# EXTRACT:
============

Materials and methods

Study design

As part of a clinic surveillance study to describe the spectrum of viral etiologies of acute respiratory infections in a rural outpatient population of Honduran children less than 5 years of age (Schlaudecker et al., 2012), we prospectively compared the detection of multiple respiratory viruses in clinical specimens stored in PrimeStore® MTM versus UTM.

Surveillance sites

We recruited participants in 2 villages, Santa Lucia and Magdalena, located in Intibucá, 1 of the poorest of the 18 departments of Honduras. Santa Lucia is located in a remote, mountainous region at 13°N and 88°W. The average monthly temperature ranges from 17° to 22 °C, and the rainy season extends from May through October. Santa Lucia is located approximately 5 kilometers from the El Salvador border, and Magdalena is approximately 3 kilometers north of Santa Lucia. The capital of Intibucá, La Esperanza, is approximately 3 hours by car from each town. The mountainous terrain and limited transportation hinder access to care for Hondurans in this region, and most laboratory tests require transport of specimens to remote locations. We recruited participants at the Clinica Hombro a Hombro in Santa Lucia and Centro de Salud in Magdalena. The 2 clinics provide primary medical care, health education, and community resources for more than 20,000 rural Hondurans. Both clinics are operated by Shoulder to Shoulder and Hombro a Hombro, 2 partnering, private, non-profit, non-governmental organizations formed in the United States and Honduras, respectively. No other access to primary care is available in this region of Honduras.

Subjects

All children less than 5 years of age who presented at the 2 clinics from February 2010 through June 2011 and met the study criteria were eligible for enrollment. Children were eligible for recruitment if they presented with an acute respiratory illness defined as a maternal report of illness, with any one respiratory symptom including runny nose, nasal congestion, cough, difficulty swallowing, or difficulty breathing, occurring more than 7 days after a previous illness. For children greater than 1 year of age, fever was defined as a temperature >37.8 °C. This definition of respiratory illness with fever was modified for infants and young children from the Centers for Disease Control and Prevention (CDC) definition of influenza-like illness (Zaman et al., 2008). Patients were excluded if they were >5 years of age, previously enrolled within 7 days, or symptomatic for greater than 5 days.

Study procedures

If the child was eligible for the study and the parent agreed to participate, informed consent from the parent or guardian of the child was obtained. Following informed consent, we inserted 1 flexible nasopharyngeal nylon flocked swabs (FLOQSwabs™; Copan Diagnostics, Murrieta, CA, USA) into each nares. The distance between the participant's nares and ear lobe was measured to estimate the maximum depth of insertion, and the swabs were gently inserted towards the pharynx until resistance was felt and then rotated 3 times to obtain epithelial cells from the nasopharynx.

============

# PROBLEM A:
Decide whether each statement agrees with the methods text, answering yes or no and quoting the words of the text that settle it. (i) Santa Lucia lies about 5 kilometers from the El Salvador border. (ii) Magdalena is south of Santa Lucia. (iii) Children with symptoms lasting more than 5 days were excluded.
# PROBLEM B:
Write out the methods text from "Materials and methods" to "MTM versus UTM.", word for word.

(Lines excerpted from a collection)
============

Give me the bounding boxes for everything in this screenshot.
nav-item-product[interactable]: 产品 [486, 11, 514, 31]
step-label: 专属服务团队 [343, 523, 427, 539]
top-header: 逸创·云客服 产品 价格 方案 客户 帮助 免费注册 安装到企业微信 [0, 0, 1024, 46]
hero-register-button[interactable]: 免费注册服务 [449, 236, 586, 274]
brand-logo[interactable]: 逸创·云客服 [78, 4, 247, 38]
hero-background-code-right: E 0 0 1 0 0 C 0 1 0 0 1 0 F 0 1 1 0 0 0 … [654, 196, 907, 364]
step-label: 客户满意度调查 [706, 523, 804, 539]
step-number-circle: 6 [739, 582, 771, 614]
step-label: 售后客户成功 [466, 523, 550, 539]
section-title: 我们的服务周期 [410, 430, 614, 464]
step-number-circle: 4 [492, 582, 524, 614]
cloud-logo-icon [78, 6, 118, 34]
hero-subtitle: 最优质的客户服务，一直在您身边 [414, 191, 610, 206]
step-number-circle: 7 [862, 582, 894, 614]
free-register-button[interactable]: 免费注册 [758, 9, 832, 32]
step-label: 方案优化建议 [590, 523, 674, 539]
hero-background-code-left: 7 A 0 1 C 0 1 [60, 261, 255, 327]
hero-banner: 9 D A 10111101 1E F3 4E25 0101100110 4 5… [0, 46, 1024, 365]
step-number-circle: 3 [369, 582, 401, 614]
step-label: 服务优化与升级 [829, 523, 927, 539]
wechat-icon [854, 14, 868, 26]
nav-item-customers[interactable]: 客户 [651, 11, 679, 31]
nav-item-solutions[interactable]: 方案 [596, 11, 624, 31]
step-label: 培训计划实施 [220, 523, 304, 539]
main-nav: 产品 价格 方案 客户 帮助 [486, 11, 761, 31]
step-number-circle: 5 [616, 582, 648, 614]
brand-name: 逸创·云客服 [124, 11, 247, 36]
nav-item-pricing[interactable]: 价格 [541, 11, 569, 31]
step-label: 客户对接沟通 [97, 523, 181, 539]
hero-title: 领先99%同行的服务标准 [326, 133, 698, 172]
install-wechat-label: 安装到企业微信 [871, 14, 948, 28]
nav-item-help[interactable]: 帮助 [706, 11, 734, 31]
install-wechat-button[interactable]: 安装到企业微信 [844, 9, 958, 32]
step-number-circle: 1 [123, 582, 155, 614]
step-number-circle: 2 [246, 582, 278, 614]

============

# EXERCISE SOLUTION A:
(i) Yes: "Santa Lucia is located approximately 5 kilometers from the El Salvador border"
(ii) No: "Magdalena is approximately 3 kilometers north of Santa Lucia"
(iii) Yes: "Patients were excluded if they were >5 years of age, previously enrolled within 7 days, or symptomatic for greater than 5 days."

# EXERCISE SOLUTION B:
Materials and methods

Study design

As part of a clinic surveillance study to describe the spectrum of viral etiologies of acute respiratory infections in a rural outpatient population of Honduran children less than 5 years of age (Schlaudecker et al., 2012), we prospectively compared the detection of multiple respiratory viruses in clinical specimens stored in PrimeStore® MTM versus UTM.